(Figure record listings)
___

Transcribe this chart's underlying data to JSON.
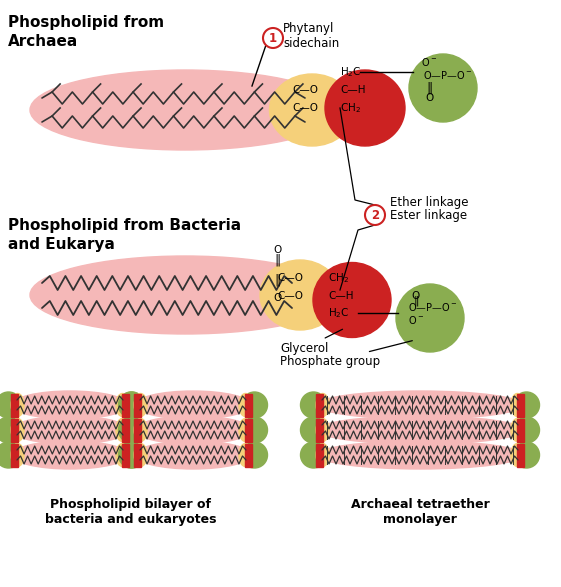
{
  "background_color": "#ffffff",
  "archaea_label": "Phospholipid from\nArchaea",
  "bacteria_label": "Phospholipid from Bacteria\nand Eukarya",
  "phytanyl_label": "Phytanyl\nsidechain",
  "ether_label": "Ether linkage",
  "ester_label": "Ester linkage",
  "glycerol_label": "Glycerol",
  "phosphate_label": "Phosphate group",
  "bilayer_label": "Phospholipid bilayer of\nbacteria and eukaryotes",
  "monolayer_label": "Archaeal tetraether\nmonolayer",
  "pink": "#f5b8b8",
  "yellow": "#f5d07a",
  "red": "#cc2222",
  "green": "#8aad50",
  "red_bar": "#cc2222",
  "circle_color": "#cc2222",
  "text_color": "#333333"
}
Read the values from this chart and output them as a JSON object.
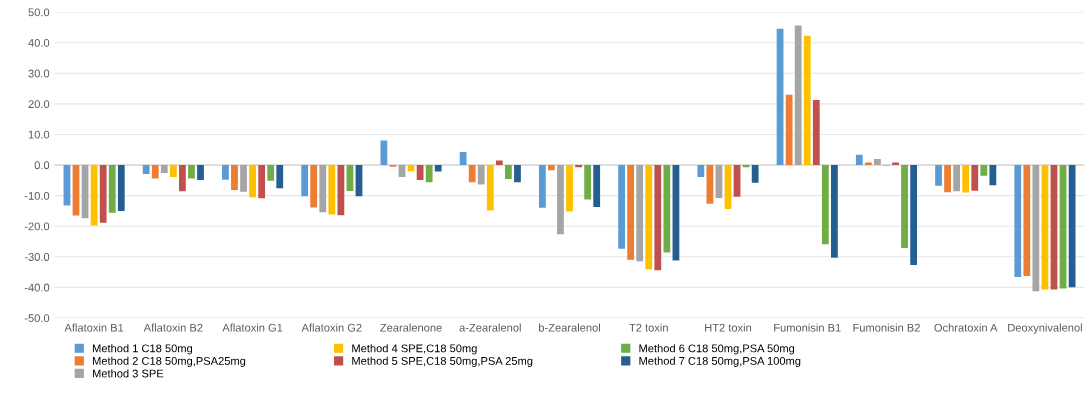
{
  "chart_data": {
    "type": "bar",
    "categories": [
      "Aflatoxin B1",
      "Aflatoxin B2",
      "Aflatoxin G1",
      "Aflatoxin G2",
      "Zearalenone",
      "a-Zearalenol",
      "b-Zearalenol",
      "T2 toxin",
      "HT2 toxin",
      "Fumonisin B1",
      "Fumonisin B2",
      "Ochratoxin A",
      "Deoxynivalenol"
    ],
    "series": [
      {
        "name": "Method 1 C18 50mg",
        "color": "#5b9bd5",
        "values": [
          -13.2,
          -2.9,
          -4.8,
          -10.2,
          8.0,
          4.3,
          -14.0,
          -27.4,
          -3.9,
          44.6,
          3.4,
          -6.8,
          -36.6
        ]
      },
      {
        "name": "Method 2 C18 50mg,PSA25mg",
        "color": "#ed7d31",
        "values": [
          -16.5,
          -4.4,
          -8.2,
          -13.9,
          -0.6,
          -5.6,
          -1.7,
          -31.0,
          -12.7,
          23.0,
          0.8,
          -8.9,
          -36.3
        ]
      },
      {
        "name": "Method 3 SPE",
        "color": "#a5a5a5",
        "values": [
          -17.4,
          -2.6,
          -8.7,
          -15.4,
          -3.9,
          -6.4,
          -22.6,
          -31.5,
          -10.8,
          45.6,
          2.0,
          -8.6,
          -41.3
        ]
      },
      {
        "name": "Method 4 SPE,C18 50mg",
        "color": "#ffc000",
        "values": [
          -19.8,
          -3.9,
          -10.5,
          -16.2,
          -2.0,
          -14.9,
          -15.2,
          -34.1,
          -14.4,
          42.3,
          -0.3,
          -9.0,
          -40.7
        ]
      },
      {
        "name": "Method 5 SPE,C18 50mg,PSA 25mg",
        "color": "#c0504d",
        "values": [
          -18.9,
          -8.6,
          -10.9,
          -16.4,
          -4.9,
          1.5,
          -0.7,
          -34.4,
          -10.4,
          21.3,
          0.8,
          -8.4,
          -40.7
        ]
      },
      {
        "name": "Method 6 C18 50mg,PSA 50mg",
        "color": "#70ad47",
        "values": [
          -15.6,
          -4.4,
          -5.1,
          -8.5,
          -5.6,
          -4.6,
          -11.3,
          -28.6,
          -0.7,
          -25.9,
          -27.1,
          -3.5,
          -40.4
        ]
      },
      {
        "name": "Method 7 C18 50mg,PSA 100mg",
        "color": "#255e91",
        "values": [
          -15.0,
          -4.9,
          -7.6,
          -10.2,
          -2.1,
          -5.6,
          -13.7,
          -31.2,
          -5.8,
          -30.3,
          -32.7,
          -6.6,
          -40.0
        ]
      }
    ],
    "ylim": [
      -50,
      50
    ],
    "yticks": [
      {
        "value": -50,
        "label": "-50.0"
      },
      {
        "value": -40,
        "label": "-40.0"
      },
      {
        "value": -30,
        "label": "-30.0"
      },
      {
        "value": -20,
        "label": "-20.0"
      },
      {
        "value": -10,
        "label": "-10.0"
      },
      {
        "value": 0,
        "label": "0.0"
      },
      {
        "value": 10,
        "label": "10.0"
      },
      {
        "value": 20,
        "label": "20.0"
      },
      {
        "value": 30,
        "label": "30.0"
      },
      {
        "value": 40,
        "label": "40.0"
      },
      {
        "value": 50,
        "label": "50.0"
      }
    ],
    "grid": "y",
    "legend": "bottom"
  }
}
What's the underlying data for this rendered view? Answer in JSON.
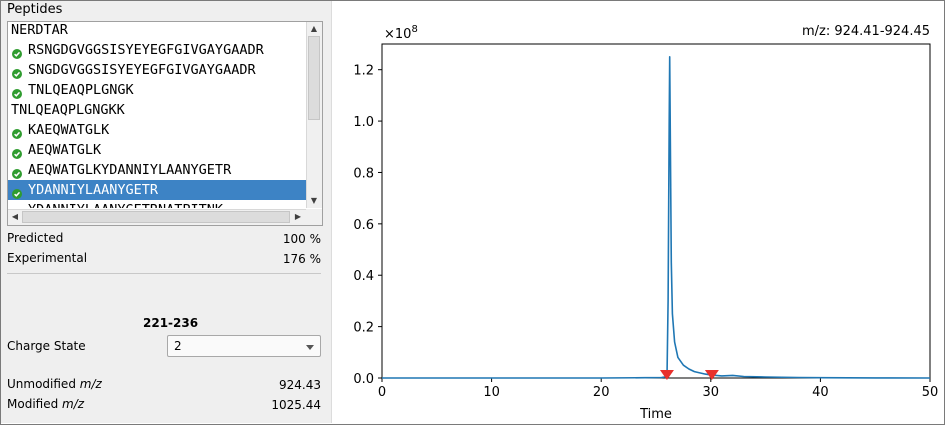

___

### WHAT THE TASK ASKS
A single number is needed: the count of lines in the records that contain "Aflatoxin".

### SOLUTION
4